* _WHAT THIS TASK INVOLVES_: Will you print the material below without altering a single character?
_ _ _ _
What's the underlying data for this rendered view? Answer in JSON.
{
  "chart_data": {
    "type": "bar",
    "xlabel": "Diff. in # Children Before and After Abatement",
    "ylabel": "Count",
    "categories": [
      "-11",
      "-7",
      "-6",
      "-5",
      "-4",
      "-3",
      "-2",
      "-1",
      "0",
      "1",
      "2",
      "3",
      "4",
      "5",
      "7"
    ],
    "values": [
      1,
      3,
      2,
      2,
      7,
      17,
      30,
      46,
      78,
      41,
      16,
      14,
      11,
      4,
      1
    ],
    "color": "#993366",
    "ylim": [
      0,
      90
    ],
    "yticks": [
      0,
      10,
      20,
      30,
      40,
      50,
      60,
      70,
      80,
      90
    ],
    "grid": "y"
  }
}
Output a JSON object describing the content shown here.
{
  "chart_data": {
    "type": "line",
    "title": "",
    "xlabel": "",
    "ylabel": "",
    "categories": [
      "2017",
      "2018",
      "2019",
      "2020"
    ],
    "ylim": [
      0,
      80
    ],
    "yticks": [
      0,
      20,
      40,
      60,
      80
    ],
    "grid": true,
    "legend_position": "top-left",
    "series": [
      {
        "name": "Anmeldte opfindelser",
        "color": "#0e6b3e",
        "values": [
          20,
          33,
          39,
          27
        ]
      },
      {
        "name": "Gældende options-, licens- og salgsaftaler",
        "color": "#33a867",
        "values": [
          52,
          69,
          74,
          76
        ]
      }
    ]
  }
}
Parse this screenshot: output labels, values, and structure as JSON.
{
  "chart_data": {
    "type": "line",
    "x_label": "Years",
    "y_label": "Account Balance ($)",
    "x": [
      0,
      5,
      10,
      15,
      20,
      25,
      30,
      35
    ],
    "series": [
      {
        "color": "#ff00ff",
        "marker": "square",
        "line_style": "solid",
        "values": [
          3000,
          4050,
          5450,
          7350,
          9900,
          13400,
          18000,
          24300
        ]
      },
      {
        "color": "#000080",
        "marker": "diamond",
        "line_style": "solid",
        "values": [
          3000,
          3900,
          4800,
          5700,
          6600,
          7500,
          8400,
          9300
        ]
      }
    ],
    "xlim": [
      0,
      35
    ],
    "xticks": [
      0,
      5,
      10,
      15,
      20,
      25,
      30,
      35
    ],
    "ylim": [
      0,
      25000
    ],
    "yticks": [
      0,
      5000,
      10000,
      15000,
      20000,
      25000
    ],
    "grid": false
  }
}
_ _ _ _
* _THE SOLUTION_:
What's the underlying data for this rendered view? Answer in JSON.
{
  "chart_data": {
    "type": "bar",
    "xlabel": "Diff. in # Children Before and After Abatement",
    "ylabel": "Count",
    "categories": [
      "-11",
      "-7",
      "-6",
      "-5",
      "-4",
      "-3",
      "-2",
      "-1",
      "0",
      "1",
      "2",
      "3",
      "4",
      "5",
      "7"
    ],
    "values": [
      1,
      3,
      2,
      2,
      7,
      17,
      30,
      46,
      78,
      41,
      16,
      14,
      11,
      4,
      1
    ],
    "color": "#993366",
    "ylim": [
      0,
      90
    ],
    "yticks": [
      0,
      10,
      20,
      30,
      40,
      50,
      60,
      70,
      80,
      90
    ],
    "grid": "y"
  }
}
Output a JSON object describing the content shown here.
{
  "chart_data": {
    "type": "line",
    "title": "",
    "xlabel": "",
    "ylabel": "",
    "categories": [
      "2017",
      "2018",
      "2019",
      "2020"
    ],
    "ylim": [
      0,
      80
    ],
    "yticks": [
      0,
      20,
      40,
      60,
      80
    ],
    "grid": true,
    "legend_position": "top-left",
    "series": [
      {
        "name": "Anmeldte opfindelser",
        "color": "#0e6b3e",
        "values": [
          20,
          33,
          39,
          27
        ]
      },
      {
        "name": "Gældende options-, licens- og salgsaftaler",
        "color": "#33a867",
        "values": [
          52,
          69,
          74,
          76
        ]
      }
    ]
  }
}
Parse this screenshot: output labels, values, and structure as JSON.
{
  "chart_data": {
    "type": "line",
    "x_label": "Years",
    "y_label": "Account Balance ($)",
    "x": [
      0,
      5,
      10,
      15,
      20,
      25,
      30,
      35
    ],
    "series": [
      {
        "color": "#ff00ff",
        "marker": "square",
        "line_style": "solid",
        "values": [
          3000,
          4050,
          5450,
          7350,
          9900,
          13400,
          18000,
          24300
        ]
      },
      {
        "color": "#000080",
        "marker": "diamond",
        "line_style": "solid",
        "values": [
          3000,
          3900,
          4800,
          5700,
          6600,
          7500,
          8400,
          9300
        ]
      }
    ],
    "xlim": [
      0,
      35
    ],
    "xticks": [
      0,
      5,
      10,
      15,
      20,
      25,
      30,
      35
    ],
    "ylim": [
      0,
      25000
    ],
    "yticks": [
      0,
      5000,
      10000,
      15000,
      20000,
      25000
    ],
    "grid": false
  }
}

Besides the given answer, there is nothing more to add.